[Records from a data collection]
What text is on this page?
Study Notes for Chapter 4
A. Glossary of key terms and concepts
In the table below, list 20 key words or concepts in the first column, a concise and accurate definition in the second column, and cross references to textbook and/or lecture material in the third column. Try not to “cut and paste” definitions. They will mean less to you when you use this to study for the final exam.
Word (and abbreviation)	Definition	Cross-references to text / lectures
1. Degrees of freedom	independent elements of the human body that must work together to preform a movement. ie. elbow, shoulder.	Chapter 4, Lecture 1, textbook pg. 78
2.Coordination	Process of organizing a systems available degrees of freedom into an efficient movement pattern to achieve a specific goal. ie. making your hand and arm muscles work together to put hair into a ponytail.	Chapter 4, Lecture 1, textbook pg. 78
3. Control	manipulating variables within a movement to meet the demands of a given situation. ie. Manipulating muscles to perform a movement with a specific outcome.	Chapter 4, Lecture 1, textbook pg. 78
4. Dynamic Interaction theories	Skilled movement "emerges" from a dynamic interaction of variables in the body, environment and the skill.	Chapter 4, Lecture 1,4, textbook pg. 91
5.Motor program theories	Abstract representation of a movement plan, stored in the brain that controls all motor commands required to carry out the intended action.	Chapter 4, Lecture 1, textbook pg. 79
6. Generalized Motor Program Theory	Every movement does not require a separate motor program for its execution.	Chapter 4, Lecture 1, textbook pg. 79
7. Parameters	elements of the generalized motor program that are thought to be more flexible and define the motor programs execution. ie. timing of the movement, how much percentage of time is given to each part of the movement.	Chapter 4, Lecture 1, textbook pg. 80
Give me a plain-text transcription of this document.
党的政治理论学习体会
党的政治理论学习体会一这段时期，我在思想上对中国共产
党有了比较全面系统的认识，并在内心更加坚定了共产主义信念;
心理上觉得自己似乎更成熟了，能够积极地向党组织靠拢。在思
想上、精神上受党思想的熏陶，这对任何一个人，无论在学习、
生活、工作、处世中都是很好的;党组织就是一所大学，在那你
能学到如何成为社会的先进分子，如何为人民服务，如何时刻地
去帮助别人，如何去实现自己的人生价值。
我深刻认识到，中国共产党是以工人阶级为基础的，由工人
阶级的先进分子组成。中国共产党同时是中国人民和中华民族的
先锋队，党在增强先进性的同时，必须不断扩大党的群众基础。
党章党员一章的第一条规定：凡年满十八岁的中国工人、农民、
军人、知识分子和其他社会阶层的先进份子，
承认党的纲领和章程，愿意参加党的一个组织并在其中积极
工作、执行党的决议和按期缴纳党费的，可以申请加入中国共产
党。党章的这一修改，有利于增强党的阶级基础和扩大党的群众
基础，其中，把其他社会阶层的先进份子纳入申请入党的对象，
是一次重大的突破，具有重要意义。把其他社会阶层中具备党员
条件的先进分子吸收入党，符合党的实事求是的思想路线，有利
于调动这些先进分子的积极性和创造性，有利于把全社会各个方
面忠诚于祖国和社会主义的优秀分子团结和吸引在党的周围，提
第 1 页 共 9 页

Goal of the exercise: Give only the number of lines that include the word "muscles".

Task response: 2